» **GIVEN TASK**:
Wherever "JSON" appears in a line, copy that line.

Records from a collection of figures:
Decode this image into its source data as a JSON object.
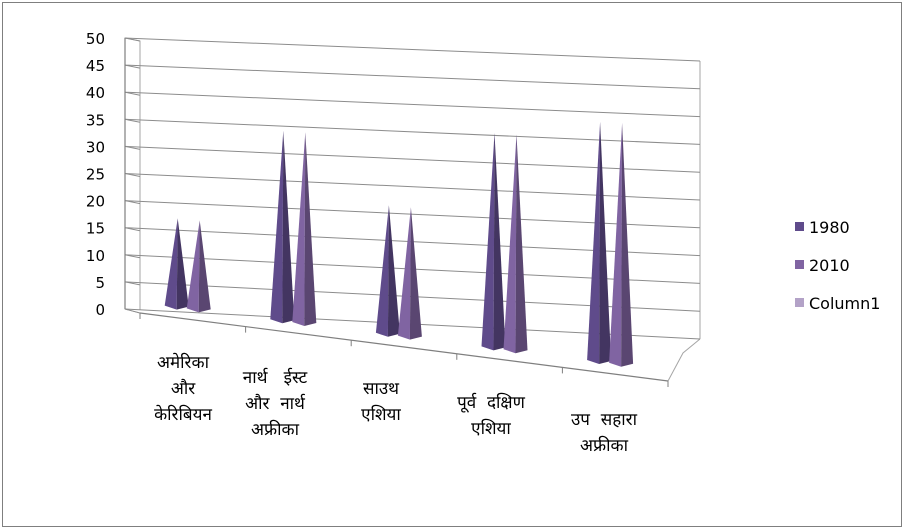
{
  "chart_data": {
    "type": "bar",
    "shape": "cone-3d",
    "categories": [
      [
        "अमेरिका",
        "और",
        "केरिबियन"
      ],
      [
        "नार्थ   ईस्ट",
        "और  नार्थ",
        "अफ्रीका"
      ],
      [
        "साउथ",
        "एशिया"
      ],
      [
        "पूर्व  दक्षिण",
        "एशिया"
      ],
      [
        "उप  सहारा",
        "अफ्रीका"
      ]
    ],
    "series": [
      {
        "name": "1980",
        "color": "#5f4b8b",
        "values": [
          17,
          35,
          23,
          37,
          40
        ]
      },
      {
        "name": "2010",
        "color": "#8064a2",
        "values": [
          17,
          35,
          23,
          37,
          40
        ]
      },
      {
        "name": "Column1",
        "color": "#b3a2c7",
        "values": [
          0,
          0,
          0,
          0,
          0
        ]
      }
    ],
    "yticks": [
      "0",
      "5",
      "10",
      "15",
      "20",
      "25",
      "30",
      "35",
      "40",
      "45",
      "50"
    ],
    "ylim": [
      0,
      50
    ],
    "grid": true,
    "legend_position": "right"
  }
}
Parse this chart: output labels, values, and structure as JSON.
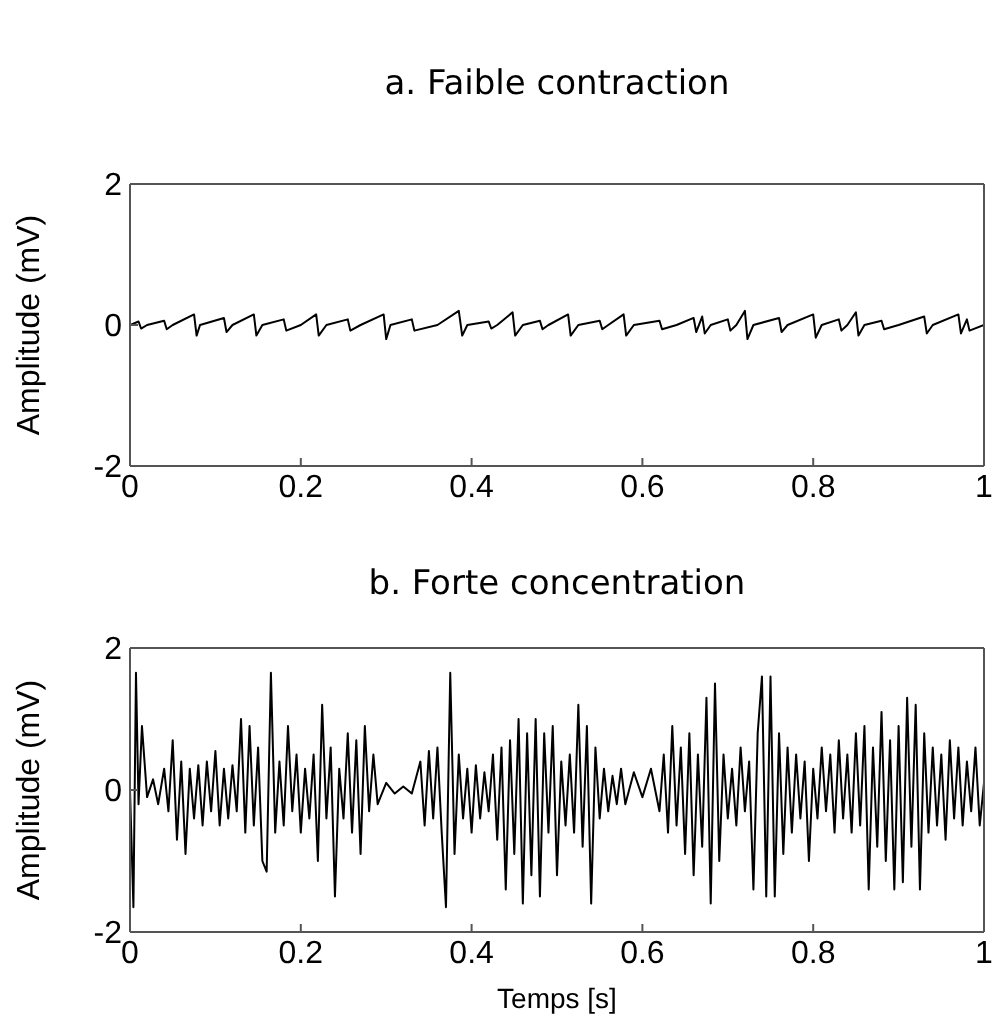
{
  "chart_data": [
    {
      "type": "line",
      "title": "a. Faible contraction",
      "ylabel": "Amplitude (mV)",
      "xlim": [
        0,
        1
      ],
      "ylim": [
        -2,
        2
      ],
      "xticks": [
        0,
        0.2,
        0.4,
        0.6,
        0.8,
        1
      ],
      "yticks": [
        -2,
        0,
        2
      ],
      "series": [
        {
          "color": "#000000",
          "x": [
            0,
            0.01,
            0.013,
            0.02,
            0.04,
            0.043,
            0.05,
            0.075,
            0.078,
            0.082,
            0.11,
            0.113,
            0.12,
            0.145,
            0.148,
            0.155,
            0.18,
            0.183,
            0.2,
            0.218,
            0.221,
            0.23,
            0.255,
            0.258,
            0.27,
            0.297,
            0.3,
            0.305,
            0.33,
            0.333,
            0.36,
            0.385,
            0.389,
            0.395,
            0.42,
            0.423,
            0.43,
            0.448,
            0.451,
            0.46,
            0.48,
            0.483,
            0.49,
            0.513,
            0.516,
            0.525,
            0.55,
            0.553,
            0.56,
            0.578,
            0.581,
            0.59,
            0.62,
            0.623,
            0.64,
            0.66,
            0.663,
            0.67,
            0.673,
            0.68,
            0.7,
            0.703,
            0.71,
            0.72,
            0.723,
            0.73,
            0.76,
            0.763,
            0.77,
            0.8,
            0.803,
            0.81,
            0.83,
            0.833,
            0.84,
            0.85,
            0.853,
            0.86,
            0.88,
            0.883,
            0.9,
            0.93,
            0.933,
            0.94,
            0.97,
            0.973,
            0.98,
            0.983,
            1
          ],
          "values": [
            0,
            0.05,
            -0.05,
            0,
            0.06,
            -0.06,
            0,
            0.15,
            -0.15,
            0,
            0.1,
            -0.1,
            0,
            0.15,
            -0.15,
            0,
            0.08,
            -0.08,
            0,
            0.15,
            -0.15,
            0,
            0.08,
            -0.08,
            0,
            0.15,
            -0.2,
            0,
            0.08,
            -0.08,
            0,
            0.2,
            -0.15,
            0,
            0.05,
            -0.05,
            0,
            0.18,
            -0.15,
            0,
            0.06,
            -0.06,
            0,
            0.15,
            -0.15,
            0,
            0.06,
            -0.06,
            0,
            0.15,
            -0.15,
            0,
            0.06,
            -0.06,
            0,
            0.1,
            -0.1,
            0.12,
            -0.12,
            0,
            0.08,
            -0.08,
            0,
            0.2,
            -0.2,
            0,
            0.1,
            -0.1,
            0,
            0.15,
            -0.18,
            0,
            0.08,
            -0.08,
            0,
            0.18,
            -0.15,
            0,
            0.06,
            -0.06,
            0,
            0.12,
            -0.12,
            0,
            0.15,
            -0.12,
            0.08,
            -0.08,
            0
          ]
        }
      ]
    },
    {
      "type": "line",
      "title": "b. Forte concentration",
      "xlabel": "Temps [s]",
      "ylabel": "Amplitude (mV)",
      "xlim": [
        0,
        1
      ],
      "ylim": [
        -2,
        2
      ],
      "xticks": [
        0,
        0.2,
        0.4,
        0.6,
        0.8,
        1
      ],
      "yticks": [
        -2,
        0,
        2
      ],
      "series": [
        {
          "color": "#000000",
          "x": [
            0,
            0.004,
            0.007,
            0.01,
            0.014,
            0.02,
            0.027,
            0.033,
            0.04,
            0.045,
            0.05,
            0.055,
            0.06,
            0.065,
            0.07,
            0.075,
            0.08,
            0.085,
            0.09,
            0.095,
            0.1,
            0.105,
            0.11,
            0.115,
            0.12,
            0.125,
            0.13,
            0.135,
            0.14,
            0.145,
            0.15,
            0.155,
            0.16,
            0.165,
            0.17,
            0.175,
            0.18,
            0.185,
            0.19,
            0.195,
            0.2,
            0.205,
            0.21,
            0.215,
            0.22,
            0.225,
            0.23,
            0.235,
            0.24,
            0.245,
            0.25,
            0.255,
            0.26,
            0.265,
            0.27,
            0.275,
            0.28,
            0.285,
            0.29,
            0.3,
            0.31,
            0.32,
            0.33,
            0.34,
            0.345,
            0.35,
            0.355,
            0.36,
            0.365,
            0.37,
            0.375,
            0.38,
            0.385,
            0.39,
            0.395,
            0.4,
            0.405,
            0.41,
            0.415,
            0.42,
            0.425,
            0.43,
            0.435,
            0.44,
            0.445,
            0.45,
            0.455,
            0.46,
            0.465,
            0.47,
            0.475,
            0.48,
            0.485,
            0.49,
            0.495,
            0.5,
            0.505,
            0.51,
            0.515,
            0.52,
            0.525,
            0.53,
            0.535,
            0.54,
            0.545,
            0.55,
            0.555,
            0.56,
            0.565,
            0.57,
            0.575,
            0.58,
            0.59,
            0.6,
            0.61,
            0.62,
            0.625,
            0.63,
            0.635,
            0.64,
            0.645,
            0.65,
            0.655,
            0.66,
            0.665,
            0.67,
            0.675,
            0.68,
            0.685,
            0.69,
            0.695,
            0.7,
            0.705,
            0.71,
            0.715,
            0.72,
            0.725,
            0.73,
            0.735,
            0.74,
            0.745,
            0.75,
            0.755,
            0.76,
            0.765,
            0.77,
            0.775,
            0.78,
            0.785,
            0.79,
            0.795,
            0.8,
            0.805,
            0.81,
            0.815,
            0.82,
            0.825,
            0.83,
            0.835,
            0.84,
            0.845,
            0.85,
            0.855,
            0.86,
            0.865,
            0.87,
            0.875,
            0.88,
            0.885,
            0.89,
            0.895,
            0.9,
            0.905,
            0.91,
            0.915,
            0.92,
            0.925,
            0.93,
            0.935,
            0.94,
            0.945,
            0.95,
            0.955,
            0.96,
            0.965,
            0.97,
            0.975,
            0.98,
            0.985,
            0.99,
            0.995,
            1
          ],
          "values": [
            0,
            -1.65,
            1.65,
            -0.2,
            0.9,
            -0.1,
            0.15,
            -0.2,
            0.3,
            -0.3,
            0.7,
            -0.7,
            0.4,
            -0.9,
            0.3,
            -0.4,
            0.35,
            -0.5,
            0.4,
            -0.3,
            0.55,
            -0.5,
            0.3,
            -0.4,
            0.35,
            -0.3,
            1.0,
            -0.6,
            0.9,
            -0.5,
            0.6,
            -1.0,
            -1.15,
            1.65,
            -0.6,
            0.4,
            -0.5,
            0.9,
            -0.3,
            0.5,
            -0.6,
            0.3,
            -0.4,
            0.5,
            -1.0,
            1.2,
            -0.4,
            0.6,
            -1.5,
            0.3,
            -0.4,
            0.8,
            -0.6,
            0.7,
            -0.9,
            0.9,
            -0.3,
            0.5,
            -0.2,
            0.1,
            -0.05,
            0.05,
            -0.05,
            0.4,
            -0.5,
            0.55,
            -0.4,
            0.6,
            -0.6,
            -1.65,
            1.65,
            -0.9,
            0.5,
            -0.4,
            0.3,
            -0.6,
            0.35,
            -0.4,
            0.25,
            -0.3,
            0.5,
            -0.7,
            0.6,
            -1.4,
            0.7,
            -0.9,
            1.0,
            -1.6,
            0.8,
            -1.2,
            1.0,
            -1.5,
            0.8,
            -0.6,
            0.9,
            -1.2,
            0.4,
            -0.5,
            0.5,
            -0.6,
            1.2,
            -0.8,
            0.9,
            -1.6,
            0.6,
            -0.4,
            0.3,
            -0.3,
            0.2,
            -0.2,
            0.3,
            -0.2,
            0.25,
            -0.1,
            0.3,
            -0.3,
            0.5,
            -0.6,
            0.9,
            -0.5,
            0.6,
            -0.9,
            0.8,
            -1.2,
            0.5,
            -0.8,
            1.3,
            -1.6,
            1.5,
            -1.0,
            0.5,
            -0.4,
            0.3,
            -0.5,
            0.6,
            -0.3,
            0.4,
            -1.4,
            0.8,
            1.6,
            -1.5,
            1.6,
            -1.5,
            0.8,
            -0.9,
            0.6,
            -0.6,
            0.5,
            -0.4,
            0.4,
            -1.0,
            0.3,
            -0.4,
            0.6,
            -0.3,
            0.5,
            -0.6,
            0.7,
            -0.4,
            0.5,
            -0.6,
            0.8,
            -0.5,
            0.9,
            -1.4,
            0.6,
            -0.8,
            1.1,
            -1.0,
            0.7,
            -1.4,
            0.9,
            -1.3,
            1.3,
            -0.8,
            1.2,
            -1.4,
            0.8,
            -0.6,
            0.6,
            -0.5,
            0.5,
            -0.7,
            0.7,
            -0.4,
            0.6,
            -0.5,
            0.4,
            -0.3,
            0.6,
            -0.5,
            0.1
          ]
        }
      ]
    }
  ]
}
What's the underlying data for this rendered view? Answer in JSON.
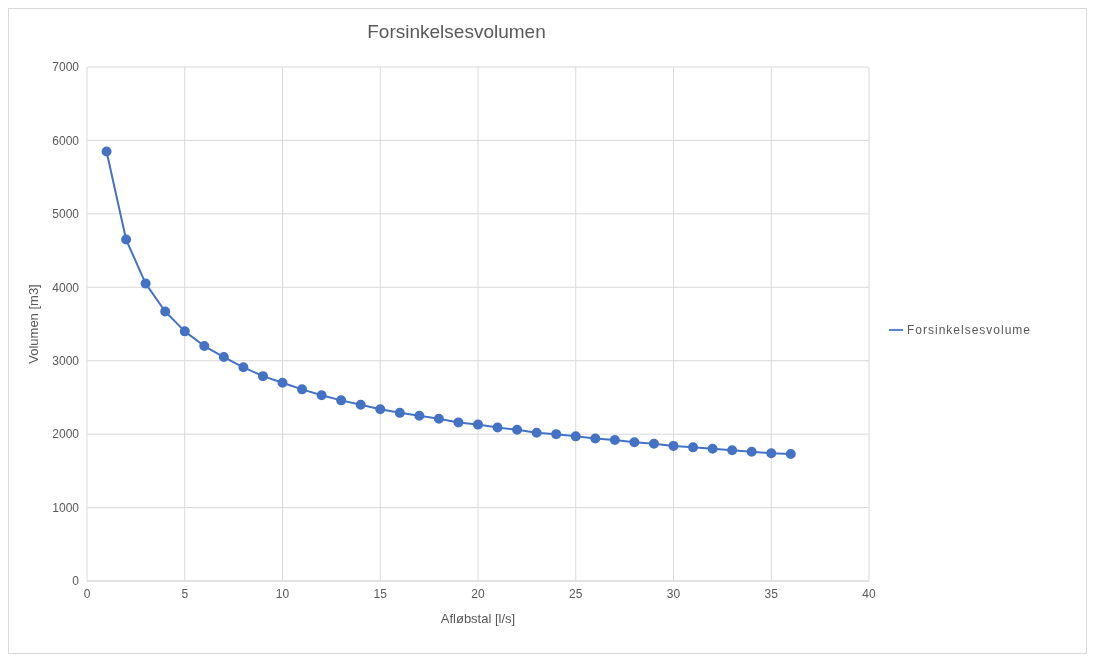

» **IN RESPONSE**:
Decode this image into its source data as a JSON object.
Parse this chart: output labels, values, and structure as JSON.
What's the underlying data for this rendered view? Answer in JSON.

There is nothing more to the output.